Your objective.
Without including any pictures, copy each entry below exactly.

Records supplied.
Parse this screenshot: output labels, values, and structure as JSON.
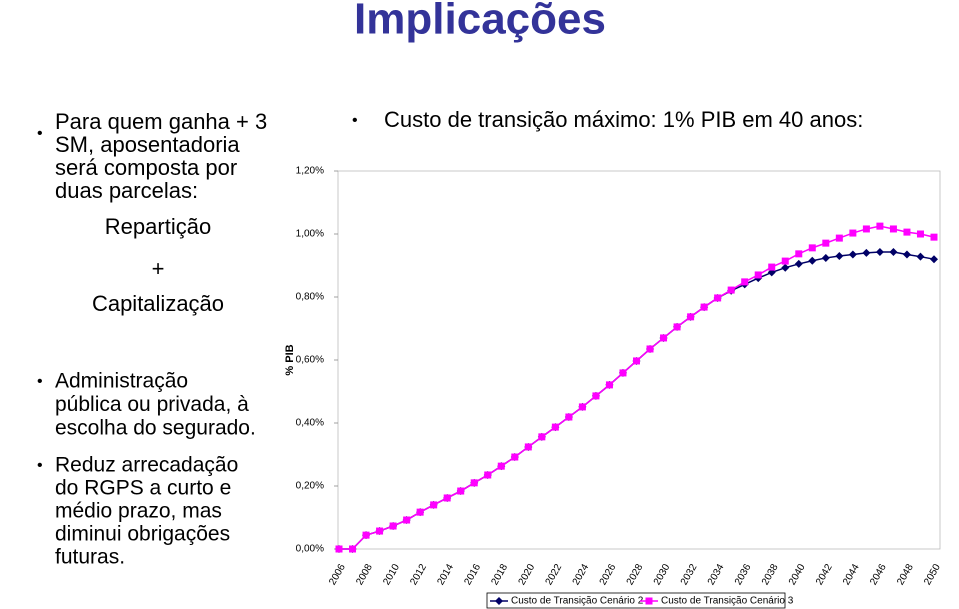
{
  "title": "Implicações",
  "left": {
    "bullet1": [
      "Para quem ganha + 3",
      "SM, aposentadoria",
      "será composta por",
      "duas parcelas:"
    ],
    "parts": [
      "Repartição",
      "+",
      "Capitalização"
    ],
    "bullet2": [
      "Administração",
      "pública ou privada, à",
      "escolha do segurado."
    ],
    "bullet3": [
      "Reduz arrecadação",
      "do RGPS a curto e",
      "médio prazo, mas",
      "diminui obrigações",
      "futuras."
    ]
  },
  "chart_data": {
    "type": "line",
    "title": "Custo de transição máximo: 1% PIB em 40 anos:",
    "y_label": "% PIB",
    "categories": [
      "2006",
      null,
      "2008",
      null,
      "2010",
      null,
      "2012",
      null,
      "2014",
      null,
      "2016",
      null,
      "2018",
      null,
      "2020",
      null,
      "2022",
      null,
      "2024",
      null,
      "2026",
      null,
      "2028",
      null,
      "2030",
      null,
      "2032",
      null,
      "2034",
      null,
      "2036",
      null,
      "2038",
      null,
      "2040",
      null,
      "2042",
      null,
      "2044",
      null,
      "2046",
      null,
      "2048",
      null,
      "2050"
    ],
    "ylim": [
      0,
      1.2
    ],
    "yticks": [
      {
        "value": 0,
        "label": "0,00%"
      },
      {
        "value": 0.2,
        "label": "0,20%"
      },
      {
        "value": 0.4,
        "label": "0,40%"
      },
      {
        "value": 0.6,
        "label": "0,60%"
      },
      {
        "value": 0.8,
        "label": "0,80%"
      },
      {
        "value": 1.0,
        "label": "1,00%"
      },
      {
        "value": 1.2,
        "label": "1,20%"
      }
    ],
    "series": [
      {
        "name": "Custo de Transição Cenário 2",
        "color": "#000066",
        "marker": "diamond",
        "values": [
          0,
          0,
          0.044,
          0.057,
          0.073,
          0.092,
          0.117,
          0.14,
          0.162,
          0.184,
          0.21,
          0.235,
          0.263,
          0.292,
          0.324,
          0.356,
          0.387,
          0.419,
          0.451,
          0.486,
          0.521,
          0.559,
          0.597,
          0.635,
          0.67,
          0.705,
          0.737,
          0.768,
          0.797,
          0.82,
          0.84,
          0.86,
          0.878,
          0.893,
          0.905,
          0.915,
          0.924,
          0.93,
          0.935,
          0.94,
          0.943,
          0.943,
          0.935,
          0.928,
          0.92
        ]
      },
      {
        "name": "Custo de Transição Cenário 3",
        "color": "#ff00ff",
        "marker": "square",
        "values": [
          0,
          0,
          0.044,
          0.057,
          0.073,
          0.092,
          0.117,
          0.14,
          0.162,
          0.184,
          0.21,
          0.235,
          0.263,
          0.292,
          0.324,
          0.356,
          0.387,
          0.419,
          0.451,
          0.486,
          0.521,
          0.559,
          0.597,
          0.635,
          0.67,
          0.705,
          0.737,
          0.768,
          0.797,
          0.822,
          0.848,
          0.87,
          0.895,
          0.914,
          0.937,
          0.956,
          0.971,
          0.987,
          1.003,
          1.016,
          1.025,
          1.016,
          1.006,
          1.0,
          0.99
        ]
      }
    ],
    "legend": "bottom"
  }
}
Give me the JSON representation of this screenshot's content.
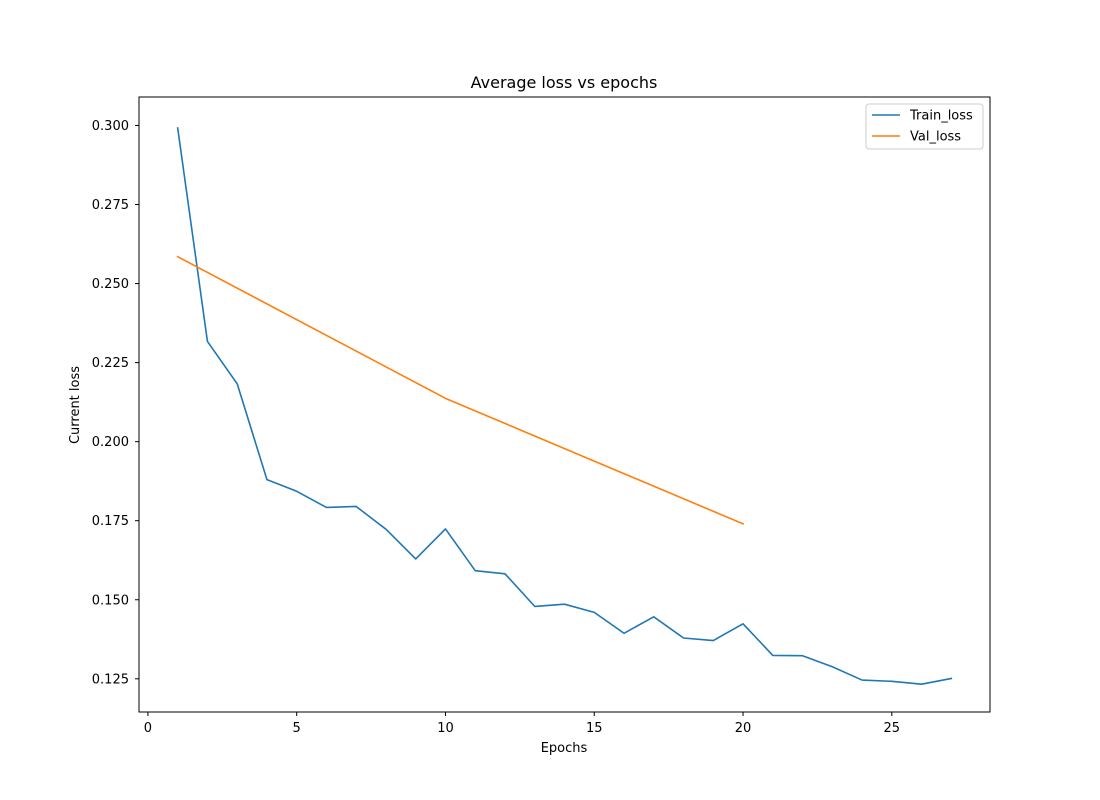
{
  "chart_data": {
    "type": "line",
    "title": "Average loss vs epochs",
    "xlabel": "Epochs",
    "ylabel": "Current loss",
    "xlim": [
      -0.3,
      28.3
    ],
    "ylim": [
      0.1145,
      0.309
    ],
    "xticks": [
      0,
      5,
      10,
      15,
      20,
      25
    ],
    "yticks": [
      0.125,
      0.15,
      0.175,
      0.2,
      0.225,
      0.25,
      0.275,
      0.3
    ],
    "ytick_labels": [
      "0.125",
      "0.150",
      "0.175",
      "0.200",
      "0.225",
      "0.250",
      "0.275",
      "0.300"
    ],
    "grid": false,
    "legend_position": "top-right",
    "series": [
      {
        "name": "Train_loss",
        "color": "#1f77b4",
        "x": [
          1,
          2,
          3,
          4,
          5,
          6,
          7,
          8,
          9,
          10,
          11,
          12,
          13,
          14,
          15,
          16,
          17,
          18,
          19,
          20,
          21,
          22,
          23,
          24,
          25,
          26,
          27
        ],
        "y": [
          0.2992,
          0.2317,
          0.2183,
          0.188,
          0.1843,
          0.1792,
          0.1795,
          0.1723,
          0.1629,
          0.1724,
          0.1592,
          0.1582,
          0.1479,
          0.1486,
          0.146,
          0.1394,
          0.1446,
          0.1379,
          0.1371,
          0.1424,
          0.1324,
          0.1323,
          0.1288,
          0.1246,
          0.1242,
          0.1233,
          0.1251
        ]
      },
      {
        "name": "Val_loss",
        "color": "#ff7f0e",
        "x": [
          1,
          10,
          20
        ],
        "y": [
          0.2585,
          0.2137,
          0.174
        ]
      }
    ]
  }
}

Task output.
Parse this screenshot: output labels, values, and structure as JSON.
{
  "title": "Implicações",
  "left": {
    "bullet1": [
      "Para quem ganha + 3",
      "SM, aposentadoria",
      "será composta por",
      "duas parcelas:"
    ],
    "parts": [
      "Repartição",
      "+",
      "Capitalização"
    ],
    "bullet2": [
      "Administração",
      "pública ou privada, à",
      "escolha do segurado."
    ],
    "bullet3": [
      "Reduz arrecadação",
      "do RGPS a curto e",
      "médio prazo, mas",
      "diminui obrigações",
      "futuras."
    ]
  },
  "chart_data": {
    "type": "line",
    "title": "Custo de transição máximo: 1% PIB em 40 anos:",
    "y_label": "% PIB",
    "categories": [
      "2006",
      null,
      "2008",
      null,
      "2010",
      null,
      "2012",
      null,
      "2014",
      null,
      "2016",
      null,
      "2018",
      null,
      "2020",
      null,
      "2022",
      null,
      "2024",
      null,
      "2026",
      null,
      "2028",
      null,
      "2030",
      null,
      "2032",
      null,
      "2034",
      null,
      "2036",
      null,
      "2038",
      null,
      "2040",
      null,
      "2042",
      null,
      "2044",
      null,
      "2046",
      null,
      "2048",
      null,
      "2050"
    ],
    "ylim": [
      0,
      1.2
    ],
    "yticks": [
      {
        "value": 0,
        "label": "0,00%"
      },
      {
        "value": 0.2,
        "label": "0,20%"
      },
      {
        "value": 0.4,
        "label": "0,40%"
      },
      {
        "value": 0.6,
        "label": "0,60%"
      },
      {
        "value": 0.8,
        "label": "0,80%"
      },
      {
        "value": 1.0,
        "label": "1,00%"
      },
      {
        "value": 1.2,
        "label": "1,20%"
      }
    ],
    "series": [
      {
        "name": "Custo de Transição Cenário 2",
        "color": "#000066",
        "marker": "diamond",
        "values": [
          0,
          0,
          0.044,
          0.057,
          0.073,
          0.092,
          0.117,
          0.14,
          0.162,
          0.184,
          0.21,
          0.235,
          0.263,
          0.292,
          0.324,
          0.356,
          0.387,
          0.419,
          0.451,
          0.486,
          0.521,
          0.559,
          0.597,
          0.635,
          0.67,
          0.705,
          0.737,
          0.768,
          0.797,
          0.82,
          0.84,
          0.86,
          0.878,
          0.893,
          0.905,
          0.915,
          0.924,
          0.93,
          0.935,
          0.94,
          0.943,
          0.943,
          0.935,
          0.928,
          0.92
        ]
      },
      {
        "name": "Custo de Transição Cenário 3",
        "color": "#ff00ff",
        "marker": "square",
        "values": [
          0,
          0,
          0.044,
          0.057,
          0.073,
          0.092,
          0.117,
          0.14,
          0.162,
          0.184,
          0.21,
          0.235,
          0.263,
          0.292,
          0.324,
          0.356,
          0.387,
          0.419,
          0.451,
          0.486,
          0.521,
          0.559,
          0.597,
          0.635,
          0.67,
          0.705,
          0.737,
          0.768,
          0.797,
          0.822,
          0.848,
          0.87,
          0.895,
          0.914,
          0.937,
          0.956,
          0.971,
          0.987,
          1.003,
          1.016,
          1.025,
          1.016,
          1.006,
          1.0,
          0.99
        ]
      }
    ],
    "legend": "bottom"
  }
}
Give me the JSON representation of this screenshot's content.
{
  "chart_data": {
    "type": "line",
    "title": "Average loss vs epochs",
    "xlabel": "Epochs",
    "ylabel": "Current loss",
    "xlim": [
      -0.3,
      28.3
    ],
    "ylim": [
      0.1145,
      0.309
    ],
    "xticks": [
      0,
      5,
      10,
      15,
      20,
      25
    ],
    "yticks": [
      0.125,
      0.15,
      0.175,
      0.2,
      0.225,
      0.25,
      0.275,
      0.3
    ],
    "ytick_labels": [
      "0.125",
      "0.150",
      "0.175",
      "0.200",
      "0.225",
      "0.250",
      "0.275",
      "0.300"
    ],
    "grid": false,
    "legend_position": "top-right",
    "series": [
      {
        "name": "Train_loss",
        "color": "#1f77b4",
        "x": [
          1,
          2,
          3,
          4,
          5,
          6,
          7,
          8,
          9,
          10,
          11,
          12,
          13,
          14,
          15,
          16,
          17,
          18,
          19,
          20,
          21,
          22,
          23,
          24,
          25,
          26,
          27
        ],
        "y": [
          0.2992,
          0.2317,
          0.2183,
          0.188,
          0.1843,
          0.1792,
          0.1795,
          0.1723,
          0.1629,
          0.1724,
          0.1592,
          0.1582,
          0.1479,
          0.1486,
          0.146,
          0.1394,
          0.1446,
          0.1379,
          0.1371,
          0.1424,
          0.1324,
          0.1323,
          0.1288,
          0.1246,
          0.1242,
          0.1233,
          0.1251
        ]
      },
      {
        "name": "Val_loss",
        "color": "#ff7f0e",
        "x": [
          1,
          10,
          20
        ],
        "y": [
          0.2585,
          0.2137,
          0.174
        ]
      }
    ]
  }
}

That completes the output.